WHAT IS NEEDED:
Continue the article about DoomFolk StarterKit's Christmas cover from the point where it stops.

[[ PAGE EXCERPT, beginning ]]

We have featured DoomFolk StarterKit, the recording project of Nashville-based David Swick, several times in the last couple of years. What began as a creative songwriting exercise, Swick challenging himself to write and record new songs within an hour-long time limit, is now a fully-fledged project, as this year’s EP 2Hands attests.
Just in time for Christmas, Swick has unveiled a cover of Advance Base‘s ‘Christmas in Nightmare City’, a song which fits the DoomFolk StarterKit style of quiet introspection perfectly. Taken from the album Animal Companionship, the song is set on a lonely late-night drive, the protagonist restless as they struggle three months into sobriety, all captured with Owen Ashworth’s distinctively quiet power. “No-one writes Christmas songs like Ashworth,” as we wrote in a review of the record. “His aesthetic and temperament are the perfect medium to capture the strange mix of sad and magical.”

[[ PAGE EXCERPT, end ]]
[[ SUPPLIED RECORDS, beginning ]]

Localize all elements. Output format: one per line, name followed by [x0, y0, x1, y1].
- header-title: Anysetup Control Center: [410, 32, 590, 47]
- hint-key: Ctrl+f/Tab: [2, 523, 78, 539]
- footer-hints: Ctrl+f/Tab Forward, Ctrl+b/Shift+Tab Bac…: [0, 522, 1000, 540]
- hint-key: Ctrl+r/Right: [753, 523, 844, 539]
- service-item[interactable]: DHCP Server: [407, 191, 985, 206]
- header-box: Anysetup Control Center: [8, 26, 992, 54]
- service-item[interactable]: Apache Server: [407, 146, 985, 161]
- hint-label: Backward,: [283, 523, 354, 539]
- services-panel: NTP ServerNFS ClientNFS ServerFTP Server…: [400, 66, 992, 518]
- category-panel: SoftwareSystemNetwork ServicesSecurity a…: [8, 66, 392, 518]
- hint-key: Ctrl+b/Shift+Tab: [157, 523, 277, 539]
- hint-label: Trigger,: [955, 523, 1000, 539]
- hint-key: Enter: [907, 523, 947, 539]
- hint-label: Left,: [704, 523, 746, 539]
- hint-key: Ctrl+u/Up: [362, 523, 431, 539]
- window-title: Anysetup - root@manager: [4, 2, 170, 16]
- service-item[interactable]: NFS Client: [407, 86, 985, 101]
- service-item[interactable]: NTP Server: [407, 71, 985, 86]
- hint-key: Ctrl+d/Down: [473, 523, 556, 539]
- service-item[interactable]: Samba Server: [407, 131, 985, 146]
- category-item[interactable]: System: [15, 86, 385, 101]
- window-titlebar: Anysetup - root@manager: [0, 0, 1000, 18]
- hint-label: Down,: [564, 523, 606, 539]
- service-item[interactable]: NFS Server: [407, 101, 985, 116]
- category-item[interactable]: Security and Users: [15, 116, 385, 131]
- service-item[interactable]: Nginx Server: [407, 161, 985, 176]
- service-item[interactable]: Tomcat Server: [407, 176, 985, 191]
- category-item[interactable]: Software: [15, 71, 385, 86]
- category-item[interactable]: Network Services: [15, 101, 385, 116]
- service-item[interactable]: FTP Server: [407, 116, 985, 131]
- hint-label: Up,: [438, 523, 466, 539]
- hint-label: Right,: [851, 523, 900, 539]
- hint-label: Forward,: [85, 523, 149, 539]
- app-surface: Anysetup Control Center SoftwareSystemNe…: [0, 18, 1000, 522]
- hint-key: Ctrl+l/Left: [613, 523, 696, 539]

[[ SUPPLIED RECORDS, end ]]

TASK OUTPUT:
None of this feeling is lost in Swick’s take, the stripped back style and hushed vocals capturing the same sense of seclusion, the balance between inner turmoil and the strange peace of quiet roads, the odd beauty of the twinkling lights of an oil refinery. The sparse arrangement accentuated with subtle touches of bass and pedal steel from Bennett Littlejohn, taking this version into folkier territory than Owen’s, and it really works.